> Dataset records:

* * * *

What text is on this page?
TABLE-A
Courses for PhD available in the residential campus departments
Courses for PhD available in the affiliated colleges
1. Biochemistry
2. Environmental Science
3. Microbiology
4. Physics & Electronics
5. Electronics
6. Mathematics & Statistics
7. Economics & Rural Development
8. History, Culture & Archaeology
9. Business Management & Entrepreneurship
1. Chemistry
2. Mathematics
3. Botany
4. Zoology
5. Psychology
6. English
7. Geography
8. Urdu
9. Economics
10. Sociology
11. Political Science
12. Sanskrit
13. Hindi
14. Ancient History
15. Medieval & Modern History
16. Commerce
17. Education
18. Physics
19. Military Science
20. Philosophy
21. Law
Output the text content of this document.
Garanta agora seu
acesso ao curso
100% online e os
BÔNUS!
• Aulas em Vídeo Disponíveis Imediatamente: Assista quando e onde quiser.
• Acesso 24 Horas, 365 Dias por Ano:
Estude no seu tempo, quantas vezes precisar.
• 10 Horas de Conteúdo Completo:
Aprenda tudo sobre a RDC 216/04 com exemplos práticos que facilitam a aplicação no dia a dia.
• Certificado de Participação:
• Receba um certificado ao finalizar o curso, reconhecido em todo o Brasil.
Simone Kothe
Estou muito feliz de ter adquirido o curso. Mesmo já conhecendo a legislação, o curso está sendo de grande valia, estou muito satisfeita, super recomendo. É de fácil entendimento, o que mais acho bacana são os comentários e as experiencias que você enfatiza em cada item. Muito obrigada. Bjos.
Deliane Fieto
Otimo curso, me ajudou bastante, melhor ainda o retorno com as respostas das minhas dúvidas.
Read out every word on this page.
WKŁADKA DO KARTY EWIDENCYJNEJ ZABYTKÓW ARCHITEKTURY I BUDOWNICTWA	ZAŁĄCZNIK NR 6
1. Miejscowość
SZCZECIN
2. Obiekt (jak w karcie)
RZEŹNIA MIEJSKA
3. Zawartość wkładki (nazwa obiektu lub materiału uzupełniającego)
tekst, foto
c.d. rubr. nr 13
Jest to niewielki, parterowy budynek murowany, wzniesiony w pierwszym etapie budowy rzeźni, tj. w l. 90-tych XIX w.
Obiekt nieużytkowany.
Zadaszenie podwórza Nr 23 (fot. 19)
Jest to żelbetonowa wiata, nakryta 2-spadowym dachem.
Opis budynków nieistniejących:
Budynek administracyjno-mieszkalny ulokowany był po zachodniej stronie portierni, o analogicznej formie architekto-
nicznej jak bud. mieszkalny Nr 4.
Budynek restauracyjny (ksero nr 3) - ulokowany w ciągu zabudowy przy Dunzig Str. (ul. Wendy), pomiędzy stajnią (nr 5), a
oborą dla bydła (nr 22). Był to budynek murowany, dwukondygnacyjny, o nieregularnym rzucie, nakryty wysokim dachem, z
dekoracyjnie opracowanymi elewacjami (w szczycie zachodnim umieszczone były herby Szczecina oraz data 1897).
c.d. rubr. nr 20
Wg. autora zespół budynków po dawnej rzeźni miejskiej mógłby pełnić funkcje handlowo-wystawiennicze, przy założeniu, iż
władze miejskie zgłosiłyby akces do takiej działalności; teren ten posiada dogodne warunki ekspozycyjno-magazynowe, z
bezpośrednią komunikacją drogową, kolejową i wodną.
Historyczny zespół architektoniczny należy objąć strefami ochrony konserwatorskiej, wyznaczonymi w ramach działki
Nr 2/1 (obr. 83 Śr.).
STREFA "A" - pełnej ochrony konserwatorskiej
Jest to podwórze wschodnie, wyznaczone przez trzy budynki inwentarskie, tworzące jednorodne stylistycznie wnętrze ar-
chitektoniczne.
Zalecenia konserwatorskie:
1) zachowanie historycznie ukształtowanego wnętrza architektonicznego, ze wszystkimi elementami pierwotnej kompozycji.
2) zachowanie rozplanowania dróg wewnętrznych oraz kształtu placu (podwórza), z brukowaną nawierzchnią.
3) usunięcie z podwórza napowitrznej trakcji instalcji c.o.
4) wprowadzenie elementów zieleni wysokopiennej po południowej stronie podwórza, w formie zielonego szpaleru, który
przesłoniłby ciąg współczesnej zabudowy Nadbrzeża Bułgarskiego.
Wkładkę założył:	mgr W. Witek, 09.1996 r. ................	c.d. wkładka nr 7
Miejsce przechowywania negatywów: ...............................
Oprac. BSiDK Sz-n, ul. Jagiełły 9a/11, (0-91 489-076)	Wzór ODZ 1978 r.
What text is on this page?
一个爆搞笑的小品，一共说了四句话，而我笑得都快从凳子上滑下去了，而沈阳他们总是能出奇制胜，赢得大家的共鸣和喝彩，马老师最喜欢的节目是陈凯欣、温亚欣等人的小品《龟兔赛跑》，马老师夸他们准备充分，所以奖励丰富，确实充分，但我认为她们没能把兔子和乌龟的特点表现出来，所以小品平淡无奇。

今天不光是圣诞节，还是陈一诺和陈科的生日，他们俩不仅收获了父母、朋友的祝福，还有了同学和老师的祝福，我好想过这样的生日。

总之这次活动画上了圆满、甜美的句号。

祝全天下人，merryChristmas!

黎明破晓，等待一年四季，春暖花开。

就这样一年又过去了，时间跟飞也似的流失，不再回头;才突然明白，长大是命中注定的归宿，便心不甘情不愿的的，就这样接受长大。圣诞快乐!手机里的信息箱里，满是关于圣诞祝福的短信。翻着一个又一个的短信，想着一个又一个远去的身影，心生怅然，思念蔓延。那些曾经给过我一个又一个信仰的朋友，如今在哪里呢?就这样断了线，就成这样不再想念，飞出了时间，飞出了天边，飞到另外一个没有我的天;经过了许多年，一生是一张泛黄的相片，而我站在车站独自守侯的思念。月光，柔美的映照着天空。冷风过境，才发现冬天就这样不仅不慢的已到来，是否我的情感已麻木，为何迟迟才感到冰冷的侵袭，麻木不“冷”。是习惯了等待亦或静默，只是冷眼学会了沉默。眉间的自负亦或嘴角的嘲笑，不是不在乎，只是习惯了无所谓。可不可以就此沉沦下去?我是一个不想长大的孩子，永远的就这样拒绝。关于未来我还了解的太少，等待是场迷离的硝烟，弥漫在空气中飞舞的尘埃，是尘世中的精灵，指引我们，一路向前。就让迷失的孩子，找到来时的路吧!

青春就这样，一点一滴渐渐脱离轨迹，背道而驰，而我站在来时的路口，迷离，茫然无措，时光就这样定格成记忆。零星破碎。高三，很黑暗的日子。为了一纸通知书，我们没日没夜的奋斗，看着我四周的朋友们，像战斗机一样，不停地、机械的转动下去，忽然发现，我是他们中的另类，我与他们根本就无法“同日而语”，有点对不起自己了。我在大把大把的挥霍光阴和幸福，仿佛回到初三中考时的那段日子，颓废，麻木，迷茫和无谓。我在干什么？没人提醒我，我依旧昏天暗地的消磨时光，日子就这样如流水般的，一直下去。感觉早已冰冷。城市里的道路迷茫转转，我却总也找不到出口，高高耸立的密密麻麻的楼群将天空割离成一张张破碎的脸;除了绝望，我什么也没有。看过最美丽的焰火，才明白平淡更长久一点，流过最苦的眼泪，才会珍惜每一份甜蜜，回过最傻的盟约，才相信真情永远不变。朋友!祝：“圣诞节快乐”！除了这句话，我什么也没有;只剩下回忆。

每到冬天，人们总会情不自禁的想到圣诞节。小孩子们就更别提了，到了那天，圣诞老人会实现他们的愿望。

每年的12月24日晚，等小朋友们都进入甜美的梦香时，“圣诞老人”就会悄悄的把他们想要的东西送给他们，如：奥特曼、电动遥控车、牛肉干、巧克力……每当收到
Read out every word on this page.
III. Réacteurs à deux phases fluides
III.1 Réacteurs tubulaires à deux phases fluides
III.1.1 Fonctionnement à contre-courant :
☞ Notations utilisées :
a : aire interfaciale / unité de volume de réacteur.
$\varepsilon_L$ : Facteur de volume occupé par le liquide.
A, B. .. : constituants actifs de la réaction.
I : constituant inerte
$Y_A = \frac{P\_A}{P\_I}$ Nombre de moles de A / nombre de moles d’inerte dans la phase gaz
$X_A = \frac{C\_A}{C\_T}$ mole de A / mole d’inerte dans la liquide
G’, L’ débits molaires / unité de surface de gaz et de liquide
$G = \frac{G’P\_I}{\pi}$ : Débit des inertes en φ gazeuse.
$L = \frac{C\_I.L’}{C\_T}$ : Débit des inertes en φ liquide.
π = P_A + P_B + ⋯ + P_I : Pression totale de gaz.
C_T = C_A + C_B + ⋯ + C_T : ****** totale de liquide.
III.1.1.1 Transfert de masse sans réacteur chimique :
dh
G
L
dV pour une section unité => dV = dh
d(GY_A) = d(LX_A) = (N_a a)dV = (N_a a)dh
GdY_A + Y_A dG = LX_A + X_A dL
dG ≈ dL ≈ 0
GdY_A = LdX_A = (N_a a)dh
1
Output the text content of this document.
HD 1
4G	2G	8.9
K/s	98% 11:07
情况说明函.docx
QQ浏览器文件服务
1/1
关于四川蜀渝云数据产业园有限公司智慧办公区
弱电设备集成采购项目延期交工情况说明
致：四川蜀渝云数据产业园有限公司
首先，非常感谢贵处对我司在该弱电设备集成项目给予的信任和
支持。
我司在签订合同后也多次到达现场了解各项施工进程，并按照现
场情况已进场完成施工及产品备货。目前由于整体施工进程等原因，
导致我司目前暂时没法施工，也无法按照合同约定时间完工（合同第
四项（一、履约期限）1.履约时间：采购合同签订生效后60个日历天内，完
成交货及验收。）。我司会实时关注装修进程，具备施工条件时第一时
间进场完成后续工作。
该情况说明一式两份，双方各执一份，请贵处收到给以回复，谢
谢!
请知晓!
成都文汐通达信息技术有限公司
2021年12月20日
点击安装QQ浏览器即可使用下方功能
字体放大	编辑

* * * *

> Goal: Report how many lines in these entries contain "zabudowy". Answer with the number only.

> Response to this task: 2